Reproduce the material verbatim, from the first line through the line that contains "osd-footer: Use Exit [267, 673, 371, 685]", including both ends.

======== SOURCE RECORDS

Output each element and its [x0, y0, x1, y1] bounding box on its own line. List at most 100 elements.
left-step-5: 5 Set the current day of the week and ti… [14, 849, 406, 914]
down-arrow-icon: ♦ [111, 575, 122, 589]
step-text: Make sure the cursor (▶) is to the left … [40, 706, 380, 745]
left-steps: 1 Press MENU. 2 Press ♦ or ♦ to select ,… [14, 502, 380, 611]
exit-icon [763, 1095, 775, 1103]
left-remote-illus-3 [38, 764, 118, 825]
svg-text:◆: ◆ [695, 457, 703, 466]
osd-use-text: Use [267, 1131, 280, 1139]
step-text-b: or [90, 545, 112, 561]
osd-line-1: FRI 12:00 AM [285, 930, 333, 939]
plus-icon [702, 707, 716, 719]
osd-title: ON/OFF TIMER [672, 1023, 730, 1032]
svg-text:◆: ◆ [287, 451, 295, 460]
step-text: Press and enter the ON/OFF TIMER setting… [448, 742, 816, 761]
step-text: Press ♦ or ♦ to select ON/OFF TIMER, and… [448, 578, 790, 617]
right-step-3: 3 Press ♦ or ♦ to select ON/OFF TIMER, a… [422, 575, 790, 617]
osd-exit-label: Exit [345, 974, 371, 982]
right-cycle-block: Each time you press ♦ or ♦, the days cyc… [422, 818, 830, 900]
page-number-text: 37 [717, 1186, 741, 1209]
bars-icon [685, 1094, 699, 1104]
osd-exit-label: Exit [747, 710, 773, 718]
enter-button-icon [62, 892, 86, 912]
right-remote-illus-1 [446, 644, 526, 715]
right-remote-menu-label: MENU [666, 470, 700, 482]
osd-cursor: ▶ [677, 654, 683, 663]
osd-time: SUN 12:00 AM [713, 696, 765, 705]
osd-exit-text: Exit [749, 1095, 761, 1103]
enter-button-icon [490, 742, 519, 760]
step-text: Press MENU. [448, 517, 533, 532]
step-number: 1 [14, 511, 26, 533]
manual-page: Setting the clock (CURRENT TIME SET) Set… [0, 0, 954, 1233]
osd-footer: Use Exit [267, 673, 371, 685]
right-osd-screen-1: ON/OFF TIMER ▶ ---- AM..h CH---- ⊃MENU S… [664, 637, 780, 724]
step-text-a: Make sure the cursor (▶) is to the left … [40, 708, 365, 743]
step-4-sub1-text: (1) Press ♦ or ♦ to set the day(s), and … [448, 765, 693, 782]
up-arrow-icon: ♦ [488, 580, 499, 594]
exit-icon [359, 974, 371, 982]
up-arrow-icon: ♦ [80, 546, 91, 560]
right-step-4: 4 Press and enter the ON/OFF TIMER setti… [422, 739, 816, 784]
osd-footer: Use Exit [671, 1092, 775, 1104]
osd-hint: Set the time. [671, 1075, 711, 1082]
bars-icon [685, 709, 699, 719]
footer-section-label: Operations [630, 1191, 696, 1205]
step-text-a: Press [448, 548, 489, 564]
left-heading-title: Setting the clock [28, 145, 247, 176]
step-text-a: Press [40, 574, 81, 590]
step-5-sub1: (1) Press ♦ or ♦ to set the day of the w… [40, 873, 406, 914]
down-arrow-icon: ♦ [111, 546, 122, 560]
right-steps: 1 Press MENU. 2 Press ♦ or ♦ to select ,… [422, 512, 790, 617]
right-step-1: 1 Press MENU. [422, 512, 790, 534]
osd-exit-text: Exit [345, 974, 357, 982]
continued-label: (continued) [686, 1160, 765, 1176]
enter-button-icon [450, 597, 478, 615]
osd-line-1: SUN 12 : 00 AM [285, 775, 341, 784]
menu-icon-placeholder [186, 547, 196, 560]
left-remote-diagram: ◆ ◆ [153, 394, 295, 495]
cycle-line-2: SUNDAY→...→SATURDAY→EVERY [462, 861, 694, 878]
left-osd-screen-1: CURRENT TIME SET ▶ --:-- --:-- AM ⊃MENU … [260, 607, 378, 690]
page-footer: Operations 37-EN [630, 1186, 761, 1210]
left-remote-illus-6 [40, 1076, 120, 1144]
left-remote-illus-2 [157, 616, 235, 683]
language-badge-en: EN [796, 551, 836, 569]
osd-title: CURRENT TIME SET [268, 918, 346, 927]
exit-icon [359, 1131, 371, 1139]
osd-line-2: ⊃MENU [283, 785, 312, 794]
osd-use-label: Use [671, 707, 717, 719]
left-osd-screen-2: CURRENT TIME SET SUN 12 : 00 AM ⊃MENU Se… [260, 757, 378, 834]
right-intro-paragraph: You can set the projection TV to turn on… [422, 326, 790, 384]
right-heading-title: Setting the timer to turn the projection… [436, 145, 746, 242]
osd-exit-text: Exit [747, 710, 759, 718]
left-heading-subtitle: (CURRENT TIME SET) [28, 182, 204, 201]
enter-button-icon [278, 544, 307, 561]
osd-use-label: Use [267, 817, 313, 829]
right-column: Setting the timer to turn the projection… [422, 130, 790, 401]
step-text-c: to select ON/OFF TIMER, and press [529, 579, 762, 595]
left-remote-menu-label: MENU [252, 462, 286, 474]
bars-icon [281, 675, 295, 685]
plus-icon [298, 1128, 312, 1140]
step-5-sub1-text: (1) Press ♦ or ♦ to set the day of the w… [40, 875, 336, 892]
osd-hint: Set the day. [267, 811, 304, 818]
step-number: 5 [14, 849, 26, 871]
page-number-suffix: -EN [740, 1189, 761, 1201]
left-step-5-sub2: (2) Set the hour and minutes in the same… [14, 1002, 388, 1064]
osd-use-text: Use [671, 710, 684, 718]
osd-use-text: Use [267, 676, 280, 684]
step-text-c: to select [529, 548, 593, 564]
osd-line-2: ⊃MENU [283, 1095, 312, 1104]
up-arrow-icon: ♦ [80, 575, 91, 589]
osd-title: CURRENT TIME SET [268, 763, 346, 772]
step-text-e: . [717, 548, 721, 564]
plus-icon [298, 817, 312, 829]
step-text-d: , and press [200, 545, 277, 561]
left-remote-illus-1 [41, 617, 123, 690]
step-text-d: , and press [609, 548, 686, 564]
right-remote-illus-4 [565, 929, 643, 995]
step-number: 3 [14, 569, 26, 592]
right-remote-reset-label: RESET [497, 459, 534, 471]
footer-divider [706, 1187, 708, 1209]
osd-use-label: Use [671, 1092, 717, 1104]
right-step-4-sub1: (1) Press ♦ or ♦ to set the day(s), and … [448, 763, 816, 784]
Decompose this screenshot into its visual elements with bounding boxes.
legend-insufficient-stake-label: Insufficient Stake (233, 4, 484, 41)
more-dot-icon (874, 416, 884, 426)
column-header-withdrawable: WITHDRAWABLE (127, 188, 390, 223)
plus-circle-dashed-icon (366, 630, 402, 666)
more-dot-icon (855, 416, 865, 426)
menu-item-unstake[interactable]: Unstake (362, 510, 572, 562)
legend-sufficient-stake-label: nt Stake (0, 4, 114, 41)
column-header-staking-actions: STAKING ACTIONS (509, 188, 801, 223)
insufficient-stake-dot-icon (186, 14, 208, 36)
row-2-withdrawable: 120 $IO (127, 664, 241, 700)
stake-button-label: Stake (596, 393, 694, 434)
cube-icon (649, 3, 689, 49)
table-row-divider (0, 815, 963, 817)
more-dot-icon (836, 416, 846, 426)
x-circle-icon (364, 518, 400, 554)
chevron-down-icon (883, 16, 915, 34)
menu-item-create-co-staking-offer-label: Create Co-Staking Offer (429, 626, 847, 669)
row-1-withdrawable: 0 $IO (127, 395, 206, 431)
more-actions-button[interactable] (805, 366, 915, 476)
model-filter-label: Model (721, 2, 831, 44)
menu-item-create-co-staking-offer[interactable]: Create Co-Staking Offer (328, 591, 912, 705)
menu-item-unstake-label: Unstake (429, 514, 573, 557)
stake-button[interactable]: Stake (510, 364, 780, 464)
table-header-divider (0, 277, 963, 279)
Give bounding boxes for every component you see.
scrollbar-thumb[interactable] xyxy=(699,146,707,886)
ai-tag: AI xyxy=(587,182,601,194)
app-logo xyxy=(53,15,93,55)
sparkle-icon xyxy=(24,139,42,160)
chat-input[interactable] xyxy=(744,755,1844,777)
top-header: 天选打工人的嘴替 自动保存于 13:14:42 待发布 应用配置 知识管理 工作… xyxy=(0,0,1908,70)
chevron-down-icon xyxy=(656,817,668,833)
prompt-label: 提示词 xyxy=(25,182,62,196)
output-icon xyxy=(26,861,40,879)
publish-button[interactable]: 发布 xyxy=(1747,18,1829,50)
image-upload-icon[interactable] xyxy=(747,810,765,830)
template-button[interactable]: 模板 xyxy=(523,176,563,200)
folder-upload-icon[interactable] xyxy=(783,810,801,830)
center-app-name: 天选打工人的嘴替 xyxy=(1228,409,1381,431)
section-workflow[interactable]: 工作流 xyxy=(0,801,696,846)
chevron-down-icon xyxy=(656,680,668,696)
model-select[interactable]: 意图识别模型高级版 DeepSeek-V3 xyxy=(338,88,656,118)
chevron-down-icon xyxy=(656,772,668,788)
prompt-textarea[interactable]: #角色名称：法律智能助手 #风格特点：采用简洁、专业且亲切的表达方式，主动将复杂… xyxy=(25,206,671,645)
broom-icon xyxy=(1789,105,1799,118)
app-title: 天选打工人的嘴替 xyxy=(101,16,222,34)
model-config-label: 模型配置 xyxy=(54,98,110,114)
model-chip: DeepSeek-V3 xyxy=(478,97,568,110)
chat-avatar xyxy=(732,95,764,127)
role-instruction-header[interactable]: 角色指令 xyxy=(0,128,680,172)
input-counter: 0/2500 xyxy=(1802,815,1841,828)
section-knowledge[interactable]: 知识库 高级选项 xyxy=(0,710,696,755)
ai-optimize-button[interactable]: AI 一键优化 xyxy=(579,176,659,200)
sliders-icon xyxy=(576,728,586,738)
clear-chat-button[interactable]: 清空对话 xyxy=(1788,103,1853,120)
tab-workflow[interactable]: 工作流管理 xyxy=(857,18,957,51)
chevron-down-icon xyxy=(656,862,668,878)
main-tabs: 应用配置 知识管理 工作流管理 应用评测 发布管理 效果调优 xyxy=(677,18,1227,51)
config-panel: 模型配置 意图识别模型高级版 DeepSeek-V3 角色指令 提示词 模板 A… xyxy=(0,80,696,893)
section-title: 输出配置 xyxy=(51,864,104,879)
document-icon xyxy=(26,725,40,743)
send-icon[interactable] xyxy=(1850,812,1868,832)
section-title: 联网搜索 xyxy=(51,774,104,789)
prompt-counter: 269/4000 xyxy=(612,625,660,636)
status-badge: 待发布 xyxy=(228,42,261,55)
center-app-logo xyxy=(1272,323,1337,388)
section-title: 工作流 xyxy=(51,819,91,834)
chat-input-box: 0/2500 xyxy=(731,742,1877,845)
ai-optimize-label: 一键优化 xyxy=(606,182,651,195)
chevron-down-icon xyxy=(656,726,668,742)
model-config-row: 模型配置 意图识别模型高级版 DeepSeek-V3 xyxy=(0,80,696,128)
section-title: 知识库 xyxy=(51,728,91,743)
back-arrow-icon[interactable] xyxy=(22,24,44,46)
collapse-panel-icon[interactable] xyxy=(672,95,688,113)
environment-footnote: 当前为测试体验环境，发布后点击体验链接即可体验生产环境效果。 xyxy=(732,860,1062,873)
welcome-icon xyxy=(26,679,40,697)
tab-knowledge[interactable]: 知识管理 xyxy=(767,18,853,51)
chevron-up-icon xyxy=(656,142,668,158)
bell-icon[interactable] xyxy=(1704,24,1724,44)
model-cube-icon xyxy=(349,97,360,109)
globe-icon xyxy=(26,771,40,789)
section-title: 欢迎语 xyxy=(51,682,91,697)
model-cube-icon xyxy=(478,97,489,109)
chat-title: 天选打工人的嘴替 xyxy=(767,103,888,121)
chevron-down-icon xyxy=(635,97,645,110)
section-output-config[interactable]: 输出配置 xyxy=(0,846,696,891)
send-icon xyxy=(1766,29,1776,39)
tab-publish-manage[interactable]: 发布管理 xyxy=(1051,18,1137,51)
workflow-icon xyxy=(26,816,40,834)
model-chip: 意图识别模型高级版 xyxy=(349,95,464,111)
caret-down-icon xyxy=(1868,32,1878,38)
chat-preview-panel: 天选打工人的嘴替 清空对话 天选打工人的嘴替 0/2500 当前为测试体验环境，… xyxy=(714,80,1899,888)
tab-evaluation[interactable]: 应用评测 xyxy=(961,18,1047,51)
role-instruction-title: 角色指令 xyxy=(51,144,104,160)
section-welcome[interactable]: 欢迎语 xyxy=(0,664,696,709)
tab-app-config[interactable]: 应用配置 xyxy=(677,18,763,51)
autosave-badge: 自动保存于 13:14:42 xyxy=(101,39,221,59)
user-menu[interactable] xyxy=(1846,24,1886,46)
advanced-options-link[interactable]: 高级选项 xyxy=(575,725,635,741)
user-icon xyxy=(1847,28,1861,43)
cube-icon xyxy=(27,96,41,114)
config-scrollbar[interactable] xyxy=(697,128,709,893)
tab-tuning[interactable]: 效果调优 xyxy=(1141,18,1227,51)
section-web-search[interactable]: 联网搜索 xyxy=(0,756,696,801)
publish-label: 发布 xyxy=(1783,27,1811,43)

================

→ **WRITTEN ANSWER**
Output each element and its [x0, y0, x1, y1] bounding box on its own line. List at most 100 elements.
left-step-5: 5 Set the current day of the week and ti… [14, 849, 406, 914]
down-arrow-icon: ♦ [111, 575, 122, 589]
step-text: Make sure the cursor (▶) is to the left … [40, 706, 380, 745]
left-steps: 1 Press MENU. 2 Press ♦ or ♦ to select ,… [14, 502, 380, 611]
exit-icon [763, 1095, 775, 1103]
left-remote-illus-3 [38, 764, 118, 825]
svg-text:◆: ◆ [695, 457, 703, 466]
osd-use-text: Use [267, 1131, 280, 1139]
step-text-b: or [90, 545, 112, 561]
osd-line-1: FRI 12:00 AM [285, 930, 333, 939]
plus-icon [702, 707, 716, 719]
osd-title: ON/OFF TIMER [672, 1023, 730, 1032]
svg-text:◆: ◆ [287, 451, 295, 460]
step-text: Press and enter the ON/OFF TIMER setting… [448, 742, 816, 761]
step-text: Press ♦ or ♦ to select ON/OFF TIMER, and… [448, 578, 790, 617]
right-step-3: 3 Press ♦ or ♦ to select ON/OFF TIMER, a… [422, 575, 790, 617]
osd-exit-label: Exit [345, 974, 371, 982]
right-cycle-block: Each time you press ♦ or ♦, the days cyc… [422, 818, 830, 900]
page-number-text: 37 [717, 1186, 741, 1209]
bars-icon [685, 1094, 699, 1104]
osd-exit-label: Exit [747, 710, 773, 718]
enter-button-icon [62, 892, 86, 912]
right-remote-illus-1 [446, 644, 526, 715]
right-remote-menu-label: MENU [666, 470, 700, 482]
osd-cursor: ▶ [677, 654, 683, 663]
osd-time: SUN 12:00 AM [713, 696, 765, 705]
osd-exit-text: Exit [749, 1095, 761, 1103]
enter-button-icon [490, 742, 519, 760]
step-text: Press MENU. [448, 517, 533, 532]
step-number: 1 [14, 511, 26, 533]
manual-page: Setting the clock (CURRENT TIME SET) Set… [0, 0, 954, 1233]
osd-footer: Use Exit [267, 673, 371, 685]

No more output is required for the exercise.